Copy the material below line for line, without altering anything, and omit the picture placeholders from your copy.

----- Data shown

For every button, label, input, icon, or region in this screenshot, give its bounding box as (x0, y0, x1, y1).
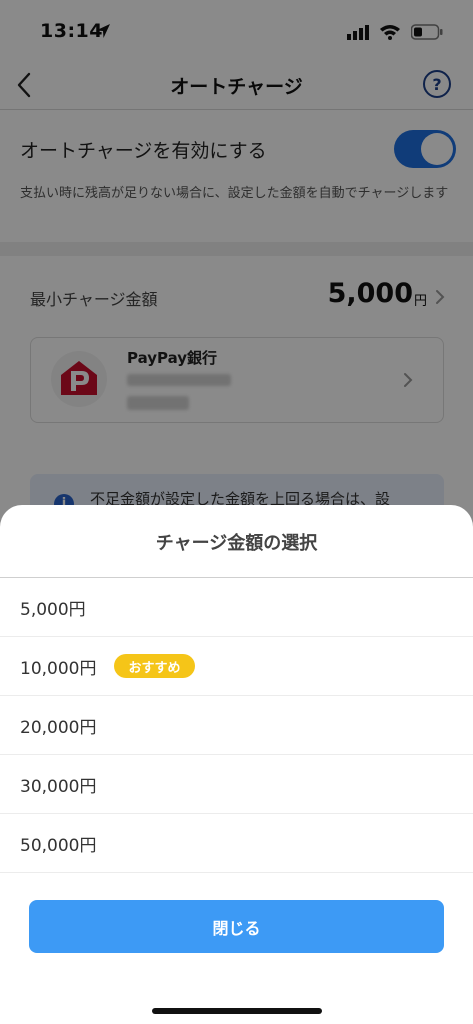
option-label: 30,000円 (20, 776, 97, 797)
option-label: 20,000円 (20, 717, 97, 738)
amount-option-20000[interactable]: 20,000円 (0, 696, 473, 755)
amount-option-30000[interactable]: 30,000円 (0, 755, 473, 814)
option-label: 10,000円 (20, 658, 97, 679)
option-label: 50,000円 (20, 835, 97, 856)
charge-amount-sheet: チャージ金額の選択 5,000円 10,000円 おすすめ 20,000円 30… (0, 505, 473, 1024)
option-label: 5,000円 (20, 599, 86, 620)
sheet-title: チャージ金額の選択 (155, 533, 318, 554)
recommended-badge: おすすめ (114, 654, 195, 678)
amount-option-10000[interactable]: 10,000円 おすすめ (0, 637, 473, 696)
close-button[interactable]: 閉じる (29, 900, 444, 953)
amount-option-50000[interactable]: 50,000円 (0, 814, 473, 873)
amount-option-list: 5,000円 10,000円 おすすめ 20,000円 30,000円 50,0… (0, 578, 473, 873)
home-indicator (152, 1008, 322, 1014)
amount-option-5000[interactable]: 5,000円 (0, 578, 473, 637)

----------

Finished answer:
For every button, label, input, icon, or region in this screenshot, give its bounding box as (x0, y0, x1, y1).
option-label: 30,000円 (20, 776, 97, 797)
option-label: 20,000円 (20, 717, 97, 738)
amount-option-20000[interactable]: 20,000円 (0, 696, 473, 755)
amount-option-30000[interactable]: 30,000円 (0, 755, 473, 814)
option-label: 10,000円 (20, 658, 97, 679)
option-label: 50,000円 (20, 835, 97, 856)
charge-amount-sheet: チャージ金額の選択 5,000円 10,000円 おすすめ 20,000円 30… (0, 505, 473, 1024)
option-label: 5,000円 (20, 599, 86, 620)
sheet-title: チャージ金額の選択 (155, 533, 318, 554)
recommended-badge: おすすめ (114, 654, 195, 678)
amount-option-10000[interactable]: 10,000円 おすすめ (0, 637, 473, 696)
close-button[interactable]: 閉じる (29, 900, 444, 953)
amount-option-50000[interactable]: 50,000円 (0, 814, 473, 873)
amount-option-list: 5,000円 10,000円 おすすめ 20,000円 30,000円 50,0… (0, 578, 473, 873)
home-indicator (152, 1008, 322, 1014)
amount-option-5000[interactable]: 5,000円 (0, 578, 473, 637)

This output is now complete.